Challenge:
Take the line containing "Transcribe this chart's" and every line after it to the end of the records, and copy them exactly, excluding pictures.

***

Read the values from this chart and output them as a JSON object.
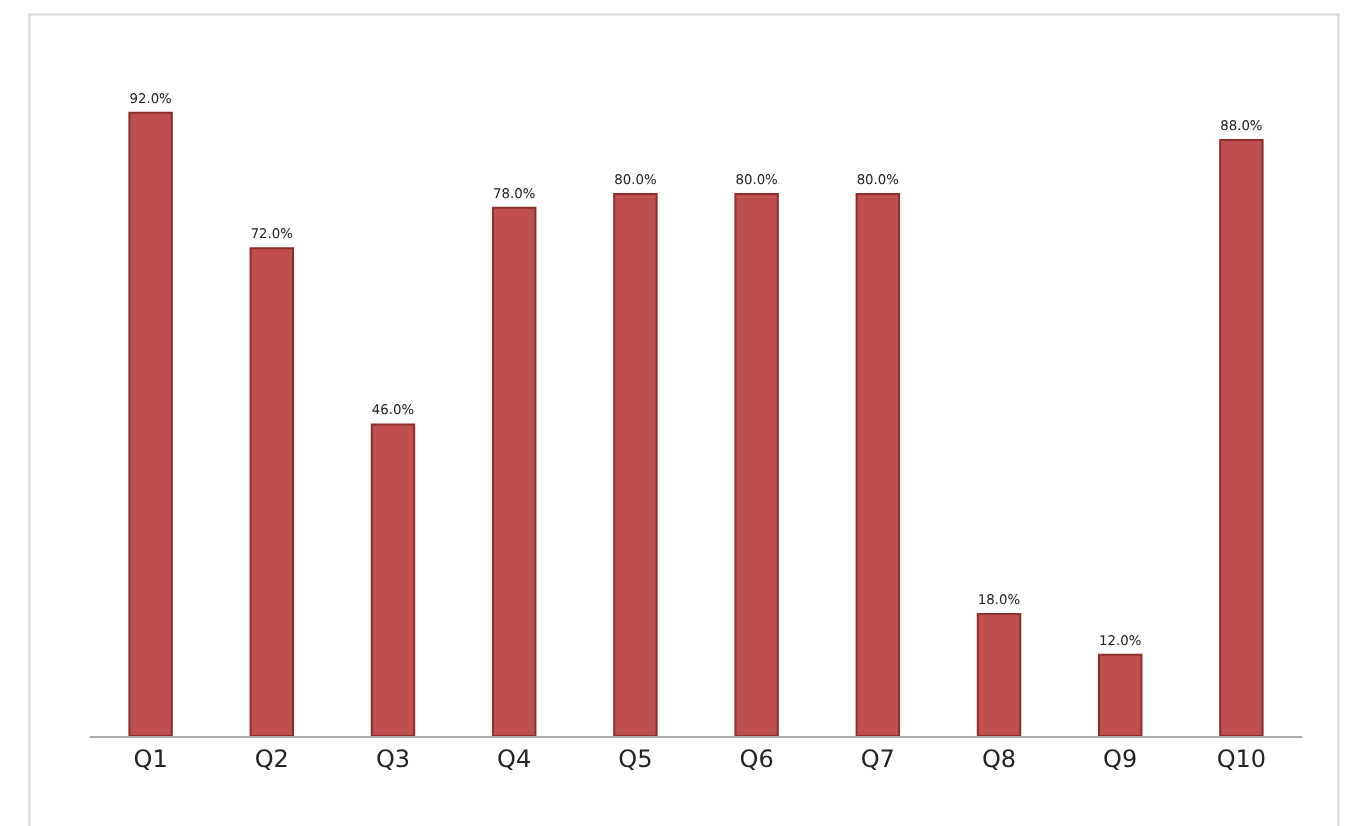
{
  "chart_data": {
    "type": "bar",
    "categories": [
      "Q1",
      "Q2",
      "Q3",
      "Q4",
      "Q5",
      "Q6",
      "Q7",
      "Q8",
      "Q9",
      "Q10"
    ],
    "values": [
      92,
      72,
      46,
      78,
      80,
      80,
      80,
      18,
      12,
      88
    ],
    "value_labels": [
      "92.0%",
      "72.0%",
      "46.0%",
      "78.0%",
      "80.0%",
      "80.0%",
      "80.0%",
      "18.0%",
      "12.0%",
      "88.0%"
    ],
    "color": "#c0504d"
  }
}
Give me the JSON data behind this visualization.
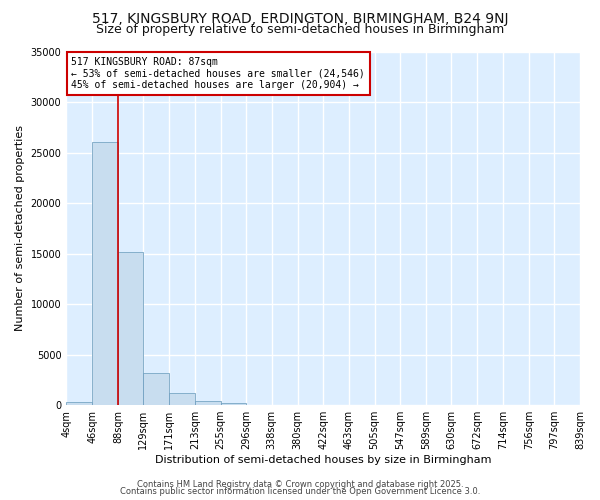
{
  "title": "517, KINGSBURY ROAD, ERDINGTON, BIRMINGHAM, B24 9NJ",
  "subtitle": "Size of property relative to semi-detached houses in Birmingham",
  "xlabel": "Distribution of semi-detached houses by size in Birmingham",
  "ylabel": "Number of semi-detached properties",
  "bin_edges": [
    4,
    46,
    88,
    129,
    171,
    213,
    255,
    296,
    338,
    380,
    422,
    463,
    505,
    547,
    589,
    630,
    672,
    714,
    756,
    797,
    839
  ],
  "bin_labels": [
    "4sqm",
    "46sqm",
    "88sqm",
    "129sqm",
    "171sqm",
    "213sqm",
    "255sqm",
    "296sqm",
    "338sqm",
    "380sqm",
    "422sqm",
    "463sqm",
    "505sqm",
    "547sqm",
    "589sqm",
    "630sqm",
    "672sqm",
    "714sqm",
    "756sqm",
    "797sqm",
    "839sqm"
  ],
  "counts": [
    300,
    26000,
    15200,
    3200,
    1200,
    400,
    200,
    0,
    0,
    0,
    0,
    0,
    0,
    0,
    0,
    0,
    0,
    0,
    0,
    0
  ],
  "bar_color": "#c8ddef",
  "bar_edge_color": "#6699bb",
  "red_line_x": 88,
  "annotation_text_line1": "517 KINGSBURY ROAD: 87sqm",
  "annotation_text_line2": "← 53% of semi-detached houses are smaller (24,546)",
  "annotation_text_line3": "45% of semi-detached houses are larger (20,904) →",
  "annotation_box_facecolor": "#ffffff",
  "annotation_border_color": "#cc0000",
  "ylim": [
    0,
    35000
  ],
  "yticks": [
    0,
    5000,
    10000,
    15000,
    20000,
    25000,
    30000,
    35000
  ],
  "ytick_labels": [
    "0",
    "5000",
    "10000",
    "15000",
    "20000",
    "25000",
    "30000",
    "35000"
  ],
  "footer_line1": "Contains HM Land Registry data © Crown copyright and database right 2025.",
  "footer_line2": "Contains public sector information licensed under the Open Government Licence 3.0.",
  "fig_background_color": "#ffffff",
  "plot_background_color": "#ddeeff",
  "grid_color": "#ffffff",
  "title_fontsize": 10,
  "subtitle_fontsize": 9,
  "label_fontsize": 8,
  "tick_fontsize": 7,
  "annotation_fontsize": 7,
  "footer_fontsize": 6
}
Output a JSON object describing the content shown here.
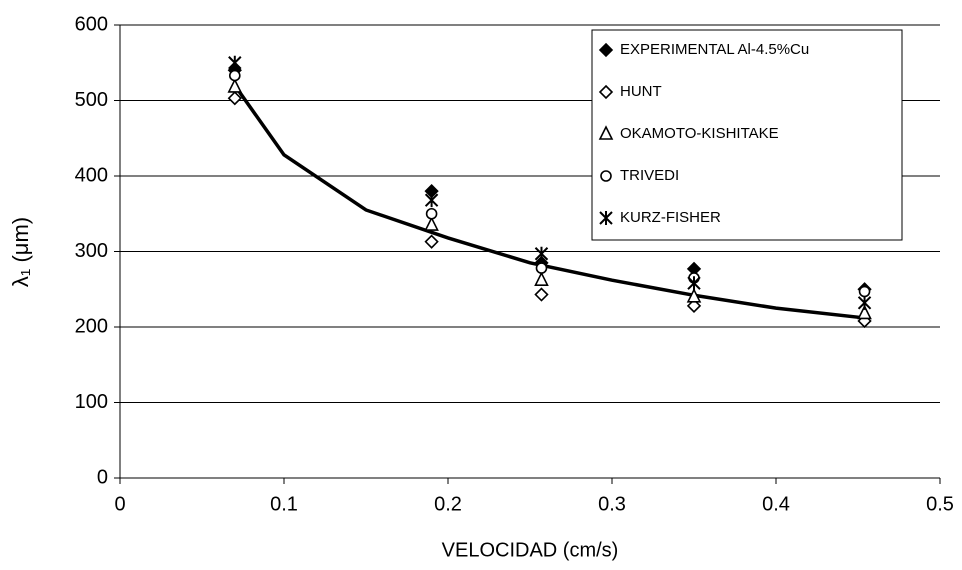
{
  "chart_data": {
    "type": "scatter",
    "x_label": "VELOCIDAD (cm/s)",
    "y_label": "λ₁ (μm)",
    "xlim": [
      0,
      0.5
    ],
    "xticks": [
      0,
      0.1,
      0.2,
      0.3,
      0.4,
      0.5
    ],
    "ylim": [
      0,
      600
    ],
    "yticks": [
      0,
      100,
      200,
      300,
      400,
      500,
      600
    ],
    "grid": true,
    "legend": "top-right",
    "series": [
      {
        "name": "EXPERIMENTAL Al-4.5%Cu",
        "color": "#000000",
        "marker": "diamond-filled",
        "x": [
          0.07,
          0.19,
          0.257,
          0.35,
          0.454
        ],
        "values": [
          540,
          380,
          285,
          277,
          250
        ]
      },
      {
        "name": "HUNT",
        "color": "#000000",
        "marker": "diamond-open",
        "x": [
          0.07,
          0.19,
          0.257,
          0.35,
          0.454
        ],
        "values": [
          503,
          313,
          243,
          228,
          208
        ]
      },
      {
        "name": "OKAMOTO-KISHITAKE",
        "color": "#000000",
        "marker": "triangle-open",
        "x": [
          0.07,
          0.19,
          0.257,
          0.35,
          0.454
        ],
        "values": [
          518,
          335,
          262,
          240,
          218
        ]
      },
      {
        "name": "TRIVEDI",
        "color": "#000000",
        "marker": "circle-open",
        "x": [
          0.07,
          0.19,
          0.257,
          0.35,
          0.454
        ],
        "values": [
          533,
          350,
          278,
          265,
          247
        ]
      },
      {
        "name": "KURZ-FISHER",
        "color": "#000000",
        "marker": "asterisk",
        "x": [
          0.07,
          0.19,
          0.257,
          0.35,
          0.454
        ],
        "values": [
          550,
          368,
          297,
          258,
          232
        ]
      }
    ],
    "fit": {
      "color": "#000000",
      "x": [
        0.07,
        0.1,
        0.15,
        0.2,
        0.25,
        0.3,
        0.35,
        0.4,
        0.454
      ],
      "values": [
        520,
        428,
        355,
        318,
        285,
        262,
        242,
        225,
        212
      ]
    }
  }
}
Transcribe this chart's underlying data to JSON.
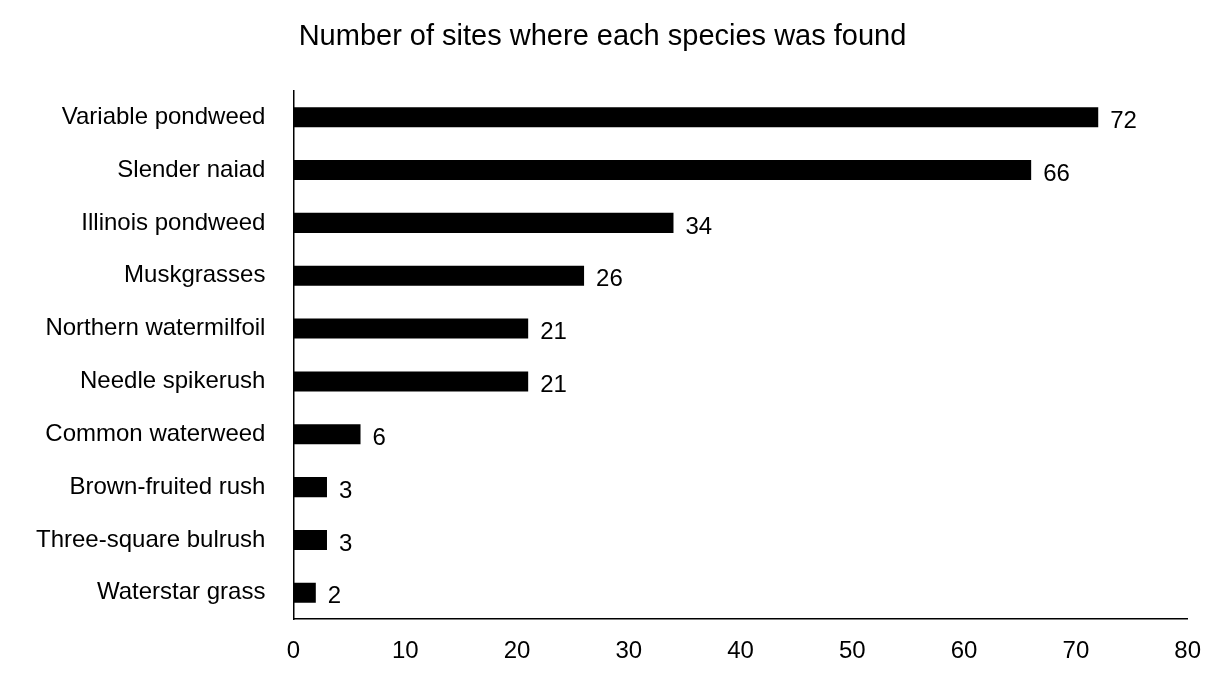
{
  "chart_data": {
    "type": "bar",
    "orientation": "horizontal",
    "title": "Number of sites where each species was found",
    "categories": [
      "Variable pondweed",
      "Slender naiad",
      "Illinois pondweed",
      "Muskgrasses",
      "Northern watermilfoil",
      "Needle spikerush",
      "Common waterweed",
      "Brown-fruited rush",
      "Three-square bulrush",
      "Waterstar grass"
    ],
    "values": [
      72,
      66,
      34,
      26,
      21,
      21,
      6,
      3,
      3,
      2
    ],
    "color": "#000000",
    "xlim": [
      0,
      80
    ],
    "xticks": [
      0,
      10,
      20,
      30,
      40,
      50,
      60,
      70,
      80
    ],
    "data_labels": true
  }
}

***

Worked solution:
Transcribe this chart's underlying data to JSON.
{
  "chart_data": {
    "type": "bar",
    "orientation": "horizontal",
    "title": "Number of sites where each species was found",
    "categories": [
      "Variable pondweed",
      "Slender naiad",
      "Illinois pondweed",
      "Muskgrasses",
      "Northern watermilfoil",
      "Needle spikerush",
      "Common waterweed",
      "Brown-fruited rush",
      "Three-square bulrush",
      "Waterstar grass"
    ],
    "values": [
      72,
      66,
      34,
      26,
      21,
      21,
      6,
      3,
      3,
      2
    ],
    "color": "#000000",
    "xlim": [
      0,
      80
    ],
    "xticks": [
      0,
      10,
      20,
      30,
      40,
      50,
      60,
      70,
      80
    ],
    "data_labels": true
  }
}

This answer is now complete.